Вернемся к Андре Мальро 30-х годов, который неизменно проявлял к Сюзанне и ко мне исключительную симпатию. Милый и доброжелательный товарищ, по всей видимости лишенный всякой «значительности» в смысле, который придавал этому слову Ален, он рассказывал нам забавные истории. Мы с Сюзанной были друзьями Андре и Клары. Мы никогда не соглашались с Роже Мартен дю Гаром, говорившим: «На Кларе можно жениться только с отчаяния» (Андре, со своей стороны, охотно позволял себе иронические замечания по поводу брака Роже). Клара, пока длилось ее согласие с Андре, была лучше того образа, который создают ее мемуары; воспоминания эти – не что иное, как сведение счетов. А Андре, до 1940 года и даже гораздо позднее, оставался тем же самым человеком, который в Понтиньи сделал нас с Сюзанной своими друзьями.
Помимо Эколь Нормаль, помимо издательства «Галлимар» («Gallimard»), я посещал Практическую школу научных знаний, общался с Александром Койре, Александром Кожевым и Эриком Вейлем; все трое – выдающиеся умы, которыми я восхищался и с которыми не смел мериться силами. Из них только Кожев достиг, пожалуй, известности вне узкого круга специалистов и университетских преподавателей; мне он показался и самым гениальным из троих, хотя его личность и его конечная мысль остались для меня тайной.

--- Короткое задание A ---
Ответьте по отрывку на вопросы:
(i) Где Андре Мальро сделал Сюзанну и рассказчика своими друзьями?
(ii) Кто говорил, что на Кларе можно жениться только с отчаяния?
(iii) Кто из троих названных учёных показался рассказчику самым гениальным?
--- Короткое задание B ---
Выпишите из отрывка дословно фрагмент, начиная с «Помимо Эколь Нормаль, помимо» и заканчивая «для меня тайной.».
Перечень — самостоятельный материал, с отрывком он не связан.

--- Перечень ---
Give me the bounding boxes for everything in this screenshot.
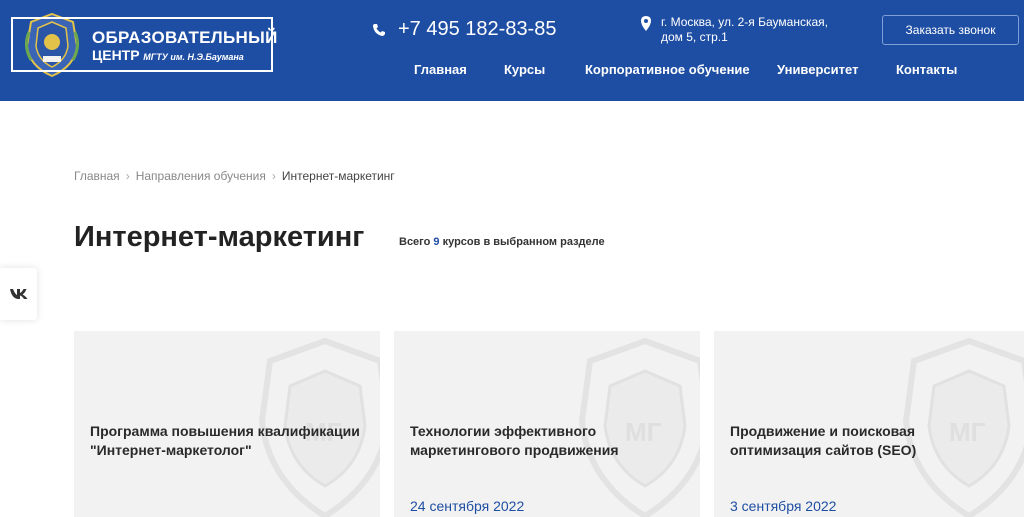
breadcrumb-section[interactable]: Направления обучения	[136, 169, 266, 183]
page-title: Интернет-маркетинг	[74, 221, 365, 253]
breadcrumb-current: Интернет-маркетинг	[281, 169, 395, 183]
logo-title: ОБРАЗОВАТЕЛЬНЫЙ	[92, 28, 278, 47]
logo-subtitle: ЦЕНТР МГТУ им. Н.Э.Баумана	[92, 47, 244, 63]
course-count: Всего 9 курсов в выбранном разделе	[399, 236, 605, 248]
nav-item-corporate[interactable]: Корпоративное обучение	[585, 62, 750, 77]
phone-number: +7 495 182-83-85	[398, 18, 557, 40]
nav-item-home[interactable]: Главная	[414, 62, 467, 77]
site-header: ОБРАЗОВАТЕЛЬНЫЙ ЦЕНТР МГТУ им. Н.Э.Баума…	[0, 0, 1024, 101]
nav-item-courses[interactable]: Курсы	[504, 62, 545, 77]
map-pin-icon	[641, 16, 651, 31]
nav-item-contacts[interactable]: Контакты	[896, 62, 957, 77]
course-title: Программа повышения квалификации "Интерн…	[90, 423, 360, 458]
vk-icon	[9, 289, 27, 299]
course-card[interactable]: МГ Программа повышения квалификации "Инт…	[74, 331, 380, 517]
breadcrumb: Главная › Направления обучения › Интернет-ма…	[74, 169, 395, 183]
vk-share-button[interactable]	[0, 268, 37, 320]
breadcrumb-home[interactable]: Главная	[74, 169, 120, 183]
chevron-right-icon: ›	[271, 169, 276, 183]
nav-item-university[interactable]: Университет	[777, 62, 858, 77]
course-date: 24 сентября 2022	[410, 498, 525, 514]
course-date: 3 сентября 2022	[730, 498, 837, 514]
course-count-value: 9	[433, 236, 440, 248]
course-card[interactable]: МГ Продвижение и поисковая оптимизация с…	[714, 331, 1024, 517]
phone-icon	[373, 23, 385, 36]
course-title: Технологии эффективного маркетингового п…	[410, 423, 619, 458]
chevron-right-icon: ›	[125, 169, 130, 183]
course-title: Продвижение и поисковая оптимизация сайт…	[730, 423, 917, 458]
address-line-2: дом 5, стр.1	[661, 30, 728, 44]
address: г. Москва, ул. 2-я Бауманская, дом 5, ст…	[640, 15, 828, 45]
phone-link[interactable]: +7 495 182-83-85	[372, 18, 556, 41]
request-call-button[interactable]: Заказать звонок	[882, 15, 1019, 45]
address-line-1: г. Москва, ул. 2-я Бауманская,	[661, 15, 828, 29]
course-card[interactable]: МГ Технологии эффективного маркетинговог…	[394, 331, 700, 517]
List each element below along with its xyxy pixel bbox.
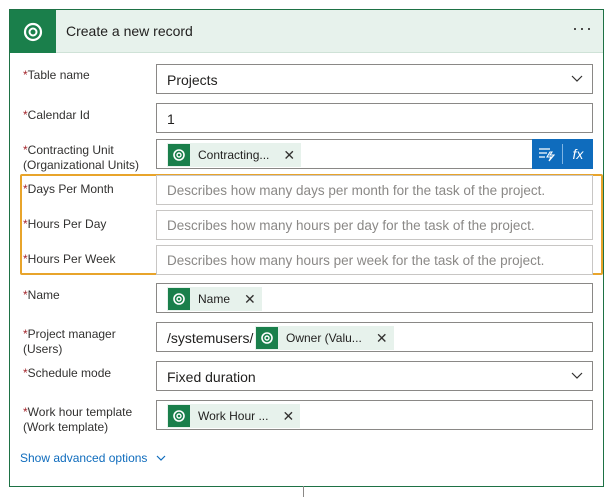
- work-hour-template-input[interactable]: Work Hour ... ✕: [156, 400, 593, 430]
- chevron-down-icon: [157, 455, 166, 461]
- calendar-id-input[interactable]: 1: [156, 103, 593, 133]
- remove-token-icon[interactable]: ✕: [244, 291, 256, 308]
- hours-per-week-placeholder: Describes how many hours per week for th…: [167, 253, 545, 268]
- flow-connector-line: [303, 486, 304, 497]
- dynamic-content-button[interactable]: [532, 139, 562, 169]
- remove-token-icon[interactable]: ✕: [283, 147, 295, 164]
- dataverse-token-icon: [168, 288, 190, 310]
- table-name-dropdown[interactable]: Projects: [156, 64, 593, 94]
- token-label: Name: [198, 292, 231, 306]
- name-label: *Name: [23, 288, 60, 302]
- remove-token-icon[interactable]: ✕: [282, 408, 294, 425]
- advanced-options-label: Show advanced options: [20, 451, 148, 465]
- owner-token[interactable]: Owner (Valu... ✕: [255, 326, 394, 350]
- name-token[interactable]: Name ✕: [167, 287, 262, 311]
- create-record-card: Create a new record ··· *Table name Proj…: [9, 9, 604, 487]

--- Полное решение A ---
(i) В Понтиньи.
(ii) Роже Мартен дю Гар.
(iii) Александр Кожев.

--- Полное решение B ---
Помимо Эколь Нормаль, помимо издательства «Галлимар» («Gallimard»), я посещал Практическую школу научных знаний, общался с Александром Койре, Александром Кожевым и Эриком Вейлем; все трое – выдающиеся умы, которыми я восхищался и с которыми не смел мериться силами. Из них только Кожев достиг, пожалуй, известности вне узкого круга специалистов и университетских преподавателей; мне он показался и самым гениальным из троих, хотя его личность и его конечная мысль остались для меня тайной.